* BEGIN Record excerpts *

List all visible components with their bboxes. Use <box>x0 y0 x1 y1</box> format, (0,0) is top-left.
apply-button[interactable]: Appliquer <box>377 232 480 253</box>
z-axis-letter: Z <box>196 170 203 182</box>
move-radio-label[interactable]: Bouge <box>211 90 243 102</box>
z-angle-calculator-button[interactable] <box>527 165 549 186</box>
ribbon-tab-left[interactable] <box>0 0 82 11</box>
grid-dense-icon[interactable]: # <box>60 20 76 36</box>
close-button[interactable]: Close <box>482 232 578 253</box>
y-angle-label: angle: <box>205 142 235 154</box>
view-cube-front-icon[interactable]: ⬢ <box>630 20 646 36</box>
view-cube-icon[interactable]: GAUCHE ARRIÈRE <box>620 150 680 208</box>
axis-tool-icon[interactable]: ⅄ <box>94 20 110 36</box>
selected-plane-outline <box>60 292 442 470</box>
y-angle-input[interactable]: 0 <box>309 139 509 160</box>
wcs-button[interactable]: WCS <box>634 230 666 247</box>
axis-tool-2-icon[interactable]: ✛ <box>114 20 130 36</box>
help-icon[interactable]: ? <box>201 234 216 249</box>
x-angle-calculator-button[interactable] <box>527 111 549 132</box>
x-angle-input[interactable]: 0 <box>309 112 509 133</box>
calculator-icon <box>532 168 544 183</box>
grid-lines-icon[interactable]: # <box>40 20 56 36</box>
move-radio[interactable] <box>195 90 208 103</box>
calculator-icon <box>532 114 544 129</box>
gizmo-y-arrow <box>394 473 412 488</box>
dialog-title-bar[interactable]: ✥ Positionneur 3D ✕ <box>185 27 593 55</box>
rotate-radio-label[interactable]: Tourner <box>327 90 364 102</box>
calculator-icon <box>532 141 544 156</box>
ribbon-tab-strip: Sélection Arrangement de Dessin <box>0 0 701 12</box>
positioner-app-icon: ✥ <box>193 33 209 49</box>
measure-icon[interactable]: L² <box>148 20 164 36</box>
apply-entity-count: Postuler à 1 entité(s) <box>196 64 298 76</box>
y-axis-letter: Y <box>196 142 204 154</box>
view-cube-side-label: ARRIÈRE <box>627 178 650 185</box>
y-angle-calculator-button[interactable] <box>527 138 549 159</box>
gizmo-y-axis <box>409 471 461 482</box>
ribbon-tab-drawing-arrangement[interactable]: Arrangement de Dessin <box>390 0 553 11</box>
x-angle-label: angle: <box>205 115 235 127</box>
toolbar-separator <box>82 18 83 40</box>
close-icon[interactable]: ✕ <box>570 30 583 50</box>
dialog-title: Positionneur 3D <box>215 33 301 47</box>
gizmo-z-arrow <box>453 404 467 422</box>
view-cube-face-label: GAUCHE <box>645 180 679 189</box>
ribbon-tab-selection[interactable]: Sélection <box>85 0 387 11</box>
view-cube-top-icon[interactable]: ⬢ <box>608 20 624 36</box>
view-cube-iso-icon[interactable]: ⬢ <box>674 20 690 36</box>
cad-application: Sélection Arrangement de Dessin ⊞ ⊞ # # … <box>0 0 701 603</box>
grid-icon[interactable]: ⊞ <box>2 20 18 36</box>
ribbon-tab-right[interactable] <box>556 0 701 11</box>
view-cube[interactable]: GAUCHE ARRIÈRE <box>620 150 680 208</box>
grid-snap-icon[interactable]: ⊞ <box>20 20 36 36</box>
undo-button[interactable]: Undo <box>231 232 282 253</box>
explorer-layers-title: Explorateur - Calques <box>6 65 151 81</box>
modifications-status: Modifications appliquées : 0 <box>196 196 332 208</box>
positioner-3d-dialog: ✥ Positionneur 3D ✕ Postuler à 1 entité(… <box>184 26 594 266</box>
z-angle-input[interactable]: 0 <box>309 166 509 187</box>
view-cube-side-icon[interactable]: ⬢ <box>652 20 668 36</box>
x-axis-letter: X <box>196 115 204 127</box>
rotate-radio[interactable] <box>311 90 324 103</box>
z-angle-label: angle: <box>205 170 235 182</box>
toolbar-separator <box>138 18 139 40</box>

* END Record excerpts *

• Task goal:
Could you copy every row above back out verbatim, without altering a single character?

• The reply:
List all visible components with their bboxes. Use <box>x0 y0 x1 y1</box> format, (0,0) is top-left.
apply-button[interactable]: Appliquer <box>377 232 480 253</box>
z-axis-letter: Z <box>196 170 203 182</box>
move-radio-label[interactable]: Bouge <box>211 90 243 102</box>
z-angle-calculator-button[interactable] <box>527 165 549 186</box>
ribbon-tab-left[interactable] <box>0 0 82 11</box>
grid-dense-icon[interactable]: # <box>60 20 76 36</box>
close-button[interactable]: Close <box>482 232 578 253</box>
y-angle-label: angle: <box>205 142 235 154</box>
view-cube-front-icon[interactable]: ⬢ <box>630 20 646 36</box>
view-cube-icon[interactable]: GAUCHE ARRIÈRE <box>620 150 680 208</box>
axis-tool-icon[interactable]: ⅄ <box>94 20 110 36</box>
selected-plane-outline <box>60 292 442 470</box>
y-angle-input[interactable]: 0 <box>309 139 509 160</box>
wcs-button[interactable]: WCS <box>634 230 666 247</box>
axis-tool-2-icon[interactable]: ✛ <box>114 20 130 36</box>
help-icon[interactable]: ? <box>201 234 216 249</box>
x-angle-calculator-button[interactable] <box>527 111 549 132</box>
x-angle-input[interactable]: 0 <box>309 112 509 133</box>
calculator-icon <box>532 168 544 183</box>
grid-lines-icon[interactable]: # <box>40 20 56 36</box>
move-radio[interactable] <box>195 90 208 103</box>
calculator-icon <box>532 114 544 129</box>
gizmo-y-arrow <box>394 473 412 488</box>
dialog-title-bar[interactable]: ✥ Positionneur 3D ✕ <box>185 27 593 55</box>
rotate-radio-label[interactable]: Tourner <box>327 90 364 102</box>
calculator-icon <box>532 141 544 156</box>
ribbon-tab-strip: Sélection Arrangement de Dessin <box>0 0 701 12</box>
positioner-app-icon: ✥ <box>193 33 209 49</box>
measure-icon[interactable]: L² <box>148 20 164 36</box>
apply-entity-count: Postuler à 1 entité(s) <box>196 64 298 76</box>
y-axis-letter: Y <box>196 142 204 154</box>
view-cube-side-label: ARRIÈRE <box>627 178 650 185</box>
y-angle-calculator-button[interactable] <box>527 138 549 159</box>
gizmo-y-axis <box>409 471 461 482</box>
ribbon-tab-drawing-arrangement[interactable]: Arrangement de Dessin <box>390 0 553 11</box>
x-angle-label: angle: <box>205 115 235 127</box>
toolbar-separator <box>82 18 83 40</box>
close-icon[interactable]: ✕ <box>570 30 583 50</box>
dialog-title: Positionneur 3D <box>215 33 301 47</box>
gizmo-z-arrow <box>453 404 467 422</box>
view-cube-face-label: GAUCHE <box>645 180 679 189</box>
ribbon-tab-selection[interactable]: Sélection <box>85 0 387 11</box>
view-cube-top-icon[interactable]: ⬢ <box>608 20 624 36</box>
view-cube-iso-icon[interactable]: ⬢ <box>674 20 690 36</box>
cad-application: Sélection Arrangement de Dessin ⊞ ⊞ # # … <box>0 0 701 603</box>
grid-icon[interactable]: ⊞ <box>2 20 18 36</box>
ribbon-tab-right[interactable] <box>556 0 701 11</box>
view-cube[interactable]: GAUCHE ARRIÈRE <box>620 150 680 208</box>
grid-snap-icon[interactable]: ⊞ <box>20 20 36 36</box>
undo-button[interactable]: Undo <box>231 232 282 253</box>
explorer-layers-title: Explorateur - Calques <box>6 65 151 81</box>
modifications-status: Modifications appliquées : 0 <box>196 196 332 208</box>
positioner-3d-dialog: ✥ Positionneur 3D ✕ Postuler à 1 entité(… <box>184 26 594 266</box>
z-angle-input[interactable]: 0 <box>309 166 509 187</box>
view-cube-side-icon[interactable]: ⬢ <box>652 20 668 36</box>
x-axis-letter: X <box>196 115 204 127</box>
rotate-radio[interactable] <box>311 90 324 103</box>
z-angle-label: angle: <box>205 170 235 182</box>
toolbar-separator <box>138 18 139 40</box>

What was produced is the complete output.